All the data should be repeated exactly. Any image in it is left out.

◆ **Recorded data**:
◆ ◆ ◆ ◆ ◆ ◆ ◆
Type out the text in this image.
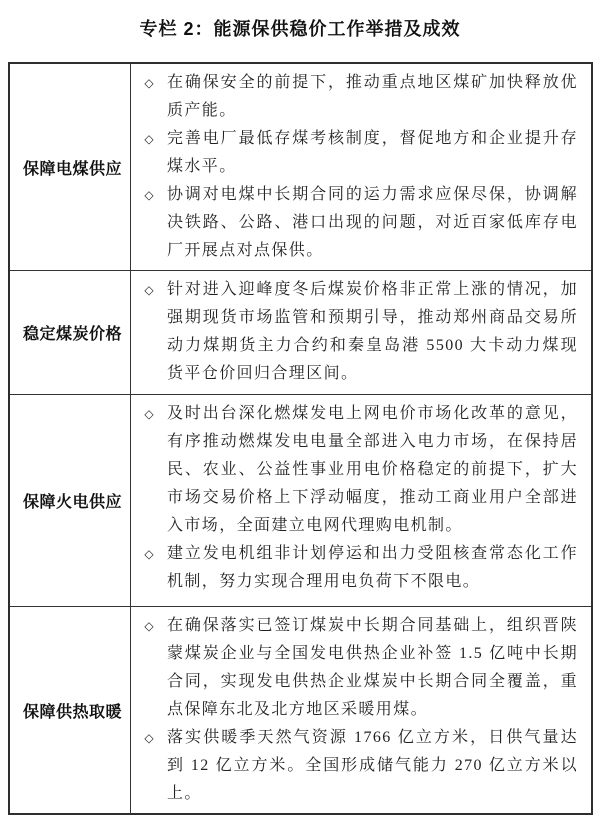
专栏 2：能源保供稳价工作举措及成效
保障电煤供应
◇ 在确保安全的前提下，推动重点地区煤矿加快释放优质产能。
◇ 完善电厂最低存煤考核制度，督促地方和企业提升存煤水平。
◇ 协调对电煤中长期合同的运力需求应保尽保，协调解决铁路、公路、港口出现的问题，对近百家低库存电厂开展点对点保供。
稳定煤炭价格
◇ 针对进入迎峰度冬后煤炭价格非正常上涨的情况，加强期现货市场监管和预期引导，推动郑州商品交易所动力煤期货主力合约和秦皇岛港 5500 大卡动力煤现货平仓价回归合理区间。
保障火电供应
◇ 及时出台深化燃煤发电上网电价市场化改革的意见，有序推动燃煤发电电量全部进入电力市场，在保持居民、农业、公益性事业用电价格稳定的前提下，扩大市场交易价格上下浮动幅度，推动工商业用户全部进入市场，全面建立电网代理购电机制。
◇ 建立发电机组非计划停运和出力受阻核查常态化工作机制，努力实现合理用电负荷下不限电。
保障供热取暖
◇ 在确保落实已签订煤炭中长期合同基础上，组织晋陕蒙煤炭企业与全国发电供热企业补签 1.5 亿吨中长期合同，实现发电供热企业煤炭中长期合同全覆盖，重点保障东北及北方地区采暖用煤。
◇ 落实供暖季天然气资源 1766 亿立方米，日供气量达到 12 亿立方米。全国形成储气能力 270 亿立方米以上。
◆ ◆ ◆ ◆ ◆ ◆ ◆
◆ **Response below**:
Type out the text in this image.
专栏 2：能源保供稳价工作举措及成效
保障电煤供应
◇ 在确保安全的前提下，推动重点地区煤矿加快释放优质产能。
◇ 完善电厂最低存煤考核制度，督促地方和企业提升存煤水平。
◇ 协调对电煤中长期合同的运力需求应保尽保，协调解决铁路、公路、港口出现的问题，对近百家低库存电厂开展点对点保供。
稳定煤炭价格
◇ 针对进入迎峰度冬后煤炭价格非正常上涨的情况，加强期现货市场监管和预期引导，推动郑州商品交易所动力煤期货主力合约和秦皇岛港 5500 大卡动力煤现货平仓价回归合理区间。
保障火电供应
◇ 及时出台深化燃煤发电上网电价市场化改革的意见，有序推动燃煤发电电量全部进入电力市场，在保持居民、农业、公益性事业用电价格稳定的前提下，扩大市场交易价格上下浮动幅度，推动工商业用户全部进入市场，全面建立电网代理购电机制。
◇ 建立发电机组非计划停运和出力受阻核查常态化工作机制，努力实现合理用电负荷下不限电。
保障供热取暖
◇ 在确保落实已签订煤炭中长期合同基础上，组织晋陕蒙煤炭企业与全国发电供热企业补签 1.5 亿吨中长期合同，实现发电供热企业煤炭中长期合同全覆盖，重点保障东北及北方地区采暖用煤。
◇ 落实供暖季天然气资源 1766 亿立方米，日供气量达到 12 亿立方米。全国形成储气能力 270 亿立方米以上。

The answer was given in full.